→ What this task involves
Filter the entries that follow, copying every line in which the word "toward" appears.

┌────────

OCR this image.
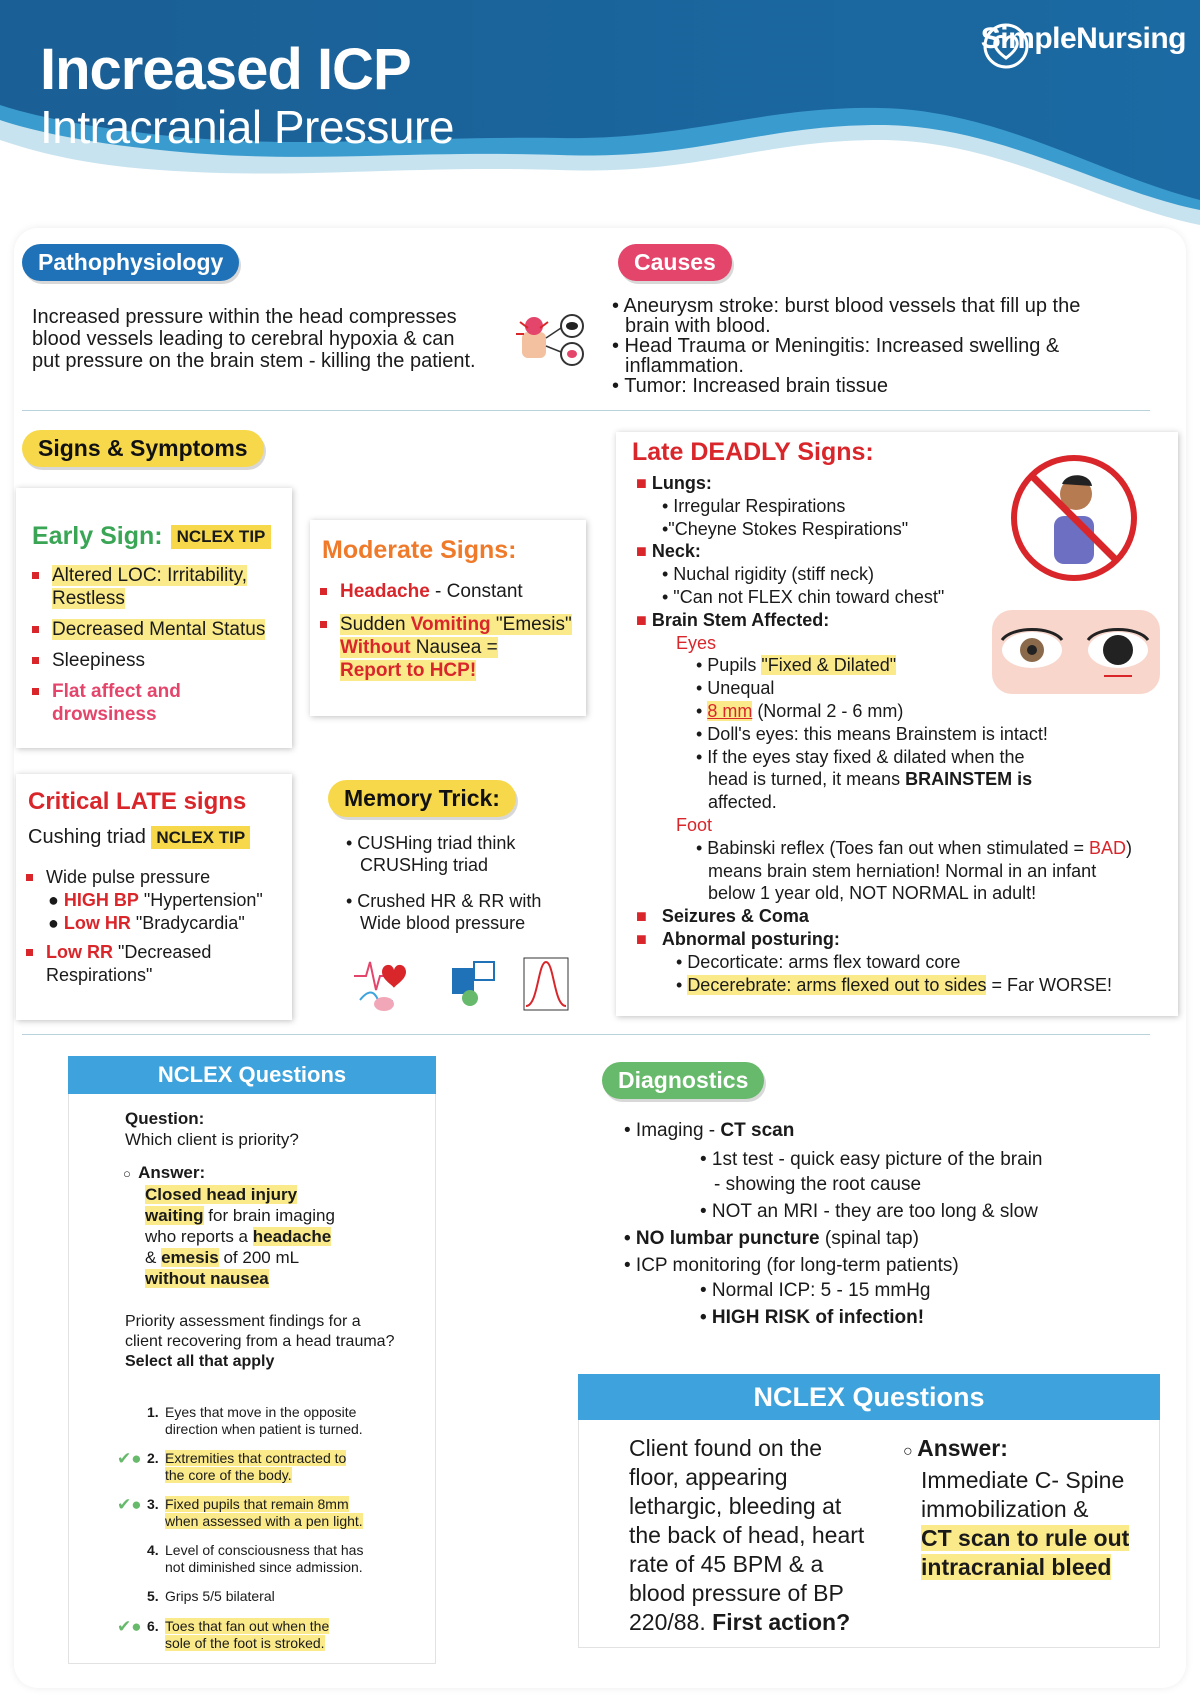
Increased ICP
Intracranial Pressure
SimpleNursing
Pathophysiology
Increased pressure within the head compresses
blood vessels leading to cerebral hypoxia & can
put pressure on the brain stem - killing the patient.
Causes
• Aneurysm stroke: burst blood vessels that fill up the
brain with blood.
• Head Trauma or Meningitis: Increased swelling &
inflammation.
• Tumor: Increased brain tissue
Signs & Symptoms
Early Sign: NCLEX TIP
Altered LOC: Irritability,
Restless
Decreased Mental Status
Sleepiness
Flat affect and
drowsiness
Moderate Signs:
Headache - Constant
Sudden Vomiting "Emesis"
Without Nausea =
Report to HCP!
Critical LATE signs
Cushing triad NCLEX TIP
Wide pulse pressure
● HIGH BP "Hypertension"
● Low HR "Bradycardia"
Low RR "Decreased
Respirations"
Memory Trick:
• CUSHing triad think
CRUSHing triad
• Crushed HR & RR with
Wide blood pressure
Late DEADLY Signs:
■ Lungs:
• Irregular Respirations
•"Cheyne Stokes Respirations"
■ Neck:
• Nuchal rigidity (stiff neck)
• "Can not FLEX chin toward chest"
■ Brain Stem Affected:
Eyes
• Pupils "Fixed & Dilated"
• Unequal
• 8 mm (Normal 2 - 6 mm)
• Doll's eyes: this means Brainstem is intact!
• If the eyes stay fixed & dilated when the
head is turned, it means BRAINSTEM is
affected.
Foot
• Babinski reflex (Toes fan out when stimulated = BAD)
means brain stem herniation! Normal in an infant
below 1 year old, NOT NORMAL in adult!
■ Seizures & Coma
■ Abnormal posturing:
• Decorticate: arms flex toward core
• Decerebrate: arms flexed out to sides = Far WORSE!
NCLEX Questions
Question:
Which client is priority?
○  Answer:
Closed head injury
waiting for brain imaging
who reports a headache
& emesis of 200 mL
without nausea
Priority assessment findings for a
client recovering from a head trauma?
Select all that apply
1. Eyes that move in the opposite
direction when patient is turned.
✔● 2. Extremities that contracted to
the core of the body.
✔● 3. Fixed pupils that remain 8mm
when assessed with a pen light.
4. Level of consciousness that has
not diminished since admission.
5. Grips 5/5 bilateral
✔● 6. Toes that fan out when the
sole of the foot is stroked.
Diagnostics
• Imaging - CT scan
• 1st test - quick easy picture of the brain
- showing the root cause
• NOT an MRI - they are too long & slow
• NO lumbar puncture (spinal tap)
• ICP monitoring (for long-term patients)
• Normal ICP: 5 - 15 mmHg
• HIGH RISK of infection!
NCLEX Questions
Client found on the
floor, appearing
lethargic, bleeding at
the back of head, heart
rate of 45 BPM & a
blood pressure of BP
220/88. First action?
○ Answer:
Immediate C- Spine
immobilization &
CT scan to rule out
intracranial bleed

└────────

→ Finished task
• "Can not FLEX chin toward chest"
• Decorticate: arms flex toward core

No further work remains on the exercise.